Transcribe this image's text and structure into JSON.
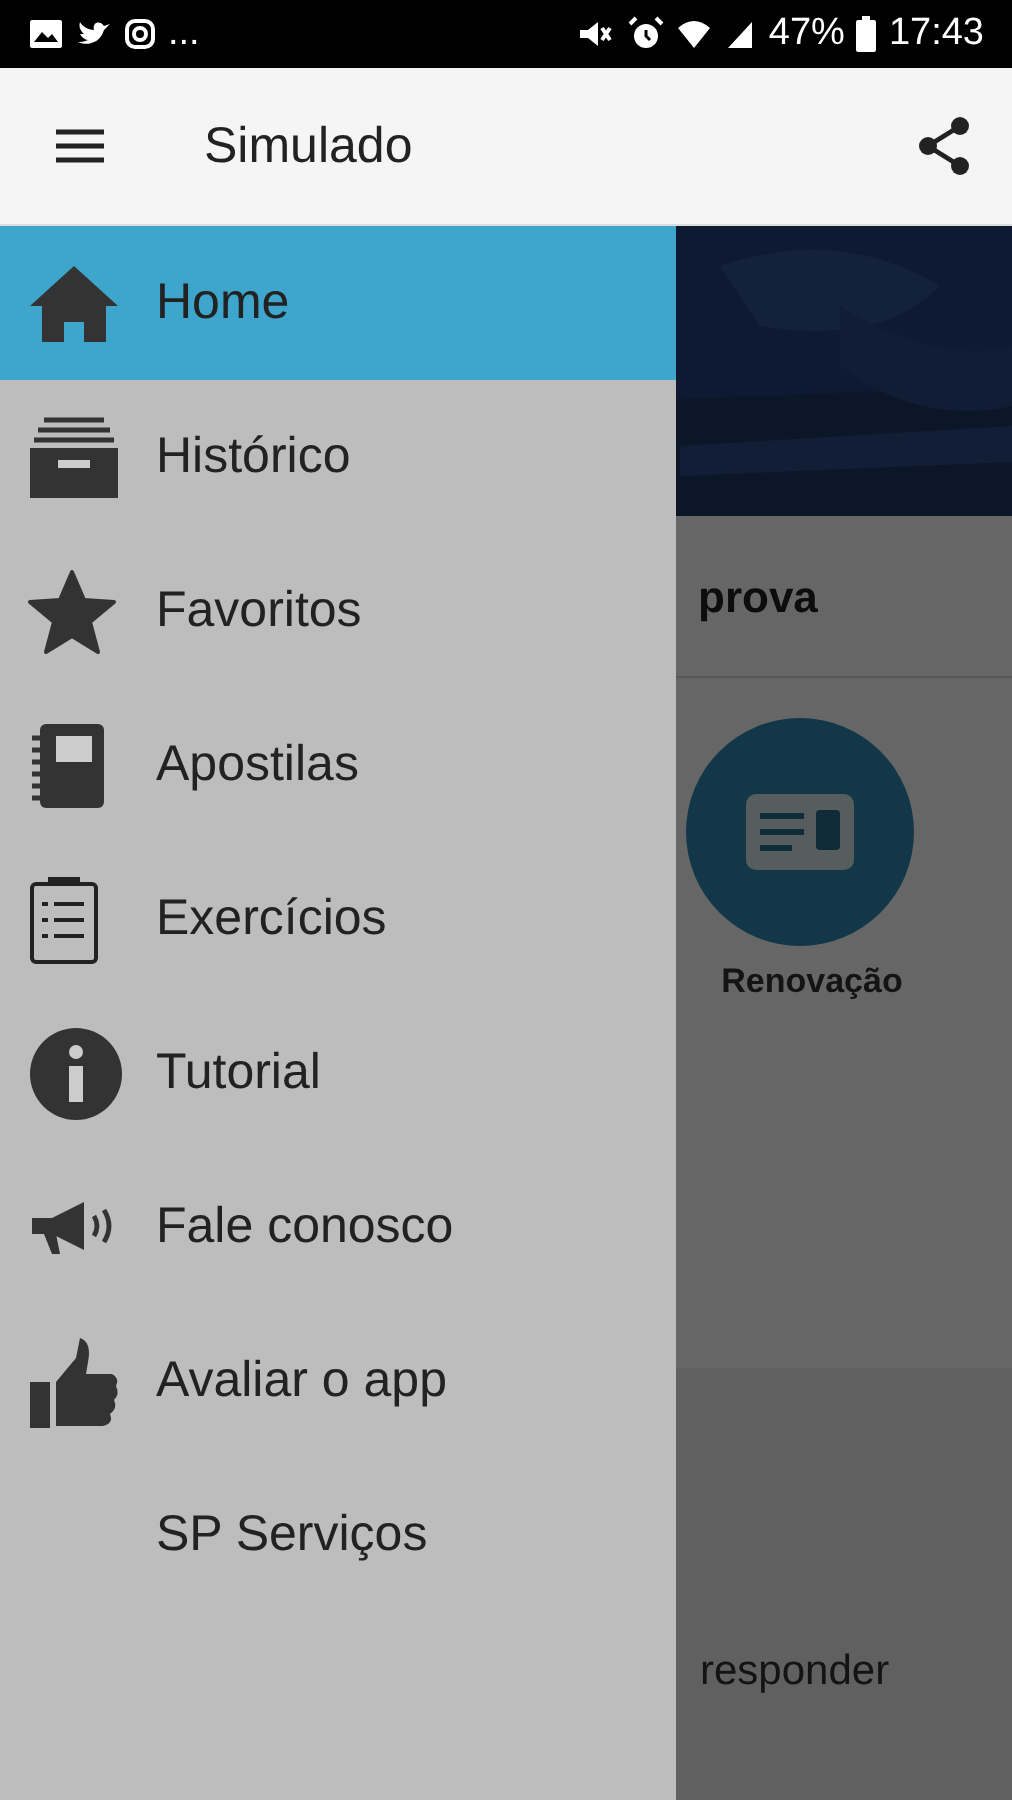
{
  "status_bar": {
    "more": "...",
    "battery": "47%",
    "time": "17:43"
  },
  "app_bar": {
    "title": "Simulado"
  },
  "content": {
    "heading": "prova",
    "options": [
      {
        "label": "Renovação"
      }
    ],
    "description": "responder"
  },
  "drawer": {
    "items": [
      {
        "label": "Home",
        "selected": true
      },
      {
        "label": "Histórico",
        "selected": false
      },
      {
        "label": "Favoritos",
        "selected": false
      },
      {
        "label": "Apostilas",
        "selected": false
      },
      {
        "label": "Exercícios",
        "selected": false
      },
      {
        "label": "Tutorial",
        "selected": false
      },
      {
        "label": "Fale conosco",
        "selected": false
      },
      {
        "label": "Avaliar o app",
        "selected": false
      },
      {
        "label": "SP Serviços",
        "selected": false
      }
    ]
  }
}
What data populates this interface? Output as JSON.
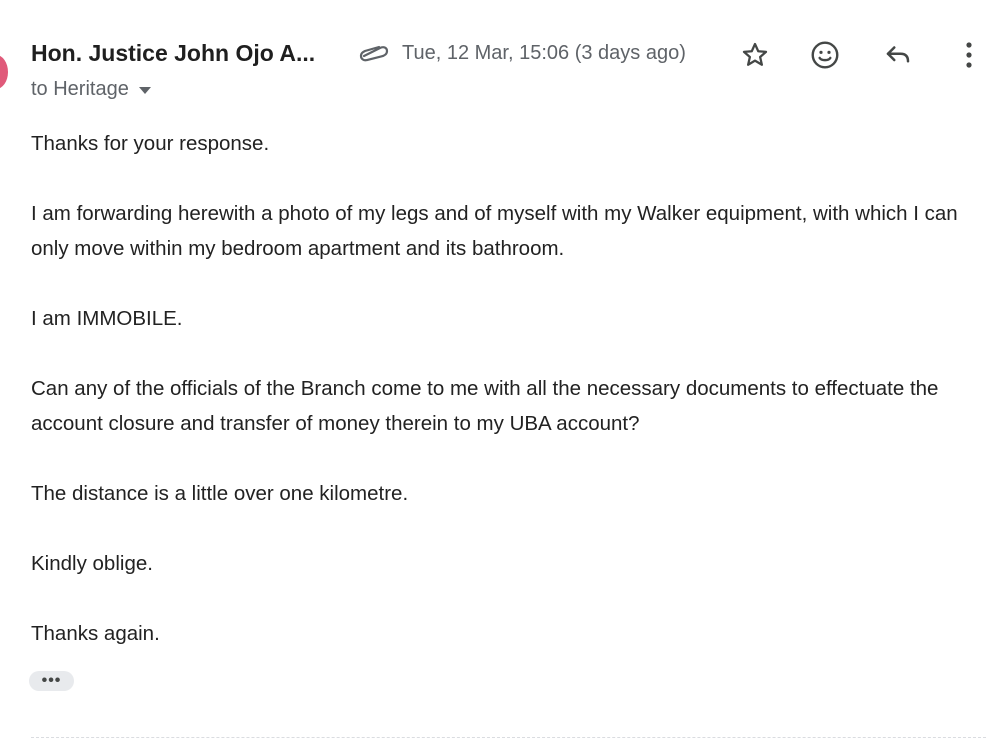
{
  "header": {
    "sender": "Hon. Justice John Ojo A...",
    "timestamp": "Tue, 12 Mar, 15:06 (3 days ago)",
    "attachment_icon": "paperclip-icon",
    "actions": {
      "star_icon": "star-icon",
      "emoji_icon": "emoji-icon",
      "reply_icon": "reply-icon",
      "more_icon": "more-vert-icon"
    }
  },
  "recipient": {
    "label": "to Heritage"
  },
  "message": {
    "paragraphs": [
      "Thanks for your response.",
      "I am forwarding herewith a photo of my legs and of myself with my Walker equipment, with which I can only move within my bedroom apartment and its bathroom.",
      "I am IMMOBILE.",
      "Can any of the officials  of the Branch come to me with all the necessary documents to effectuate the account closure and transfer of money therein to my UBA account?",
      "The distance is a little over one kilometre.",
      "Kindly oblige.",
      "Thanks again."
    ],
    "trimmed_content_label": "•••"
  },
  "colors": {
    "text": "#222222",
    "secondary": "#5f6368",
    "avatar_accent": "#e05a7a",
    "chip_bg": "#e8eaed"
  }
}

- **What is expected**:
Write out all the entries again, word for word, and print no images.

- **Written solution**:
Transcribe this image's text and structure into JSON.
{
  "status_bar": {
    "more": "...",
    "battery": "47%",
    "time": "17:43"
  },
  "app_bar": {
    "title": "Simulado"
  },
  "content": {
    "heading": "prova",
    "options": [
      {
        "label": "Renovação"
      }
    ],
    "description": "responder"
  },
  "drawer": {
    "items": [
      {
        "label": "Home",
        "selected": true
      },
      {
        "label": "Histórico",
        "selected": false
      },
      {
        "label": "Favoritos",
        "selected": false
      },
      {
        "label": "Apostilas",
        "selected": false
      },
      {
        "label": "Exercícios",
        "selected": false
      },
      {
        "label": "Tutorial",
        "selected": false
      },
      {
        "label": "Fale conosco",
        "selected": false
      },
      {
        "label": "Avaliar o app",
        "selected": false
      },
      {
        "label": "SP Serviços",
        "selected": false
      }
    ]
  }
}
What data populates this interface? Output as JSON.
{
  "header": {
    "sender": "Hon. Justice John Ojo A...",
    "timestamp": "Tue, 12 Mar, 15:06 (3 days ago)",
    "attachment_icon": "paperclip-icon",
    "actions": {
      "star_icon": "star-icon",
      "emoji_icon": "emoji-icon",
      "reply_icon": "reply-icon",
      "more_icon": "more-vert-icon"
    }
  },
  "recipient": {
    "label": "to Heritage"
  },
  "message": {
    "paragraphs": [
      "Thanks for your response.",
      "I am forwarding herewith a photo of my legs and of myself with my Walker equipment, with which I can only move within my bedroom apartment and its bathroom.",
      "I am IMMOBILE.",
      "Can any of the officials  of the Branch come to me with all the necessary documents to effectuate the account closure and transfer of money therein to my UBA account?",
      "The distance is a little over one kilometre.",
      "Kindly oblige.",
      "Thanks again."
    ],
    "trimmed_content_label": "•••"
  },
  "colors": {
    "text": "#222222",
    "secondary": "#5f6368",
    "avatar_accent": "#e05a7a",
    "chip_bg": "#e8eaed"
  }
}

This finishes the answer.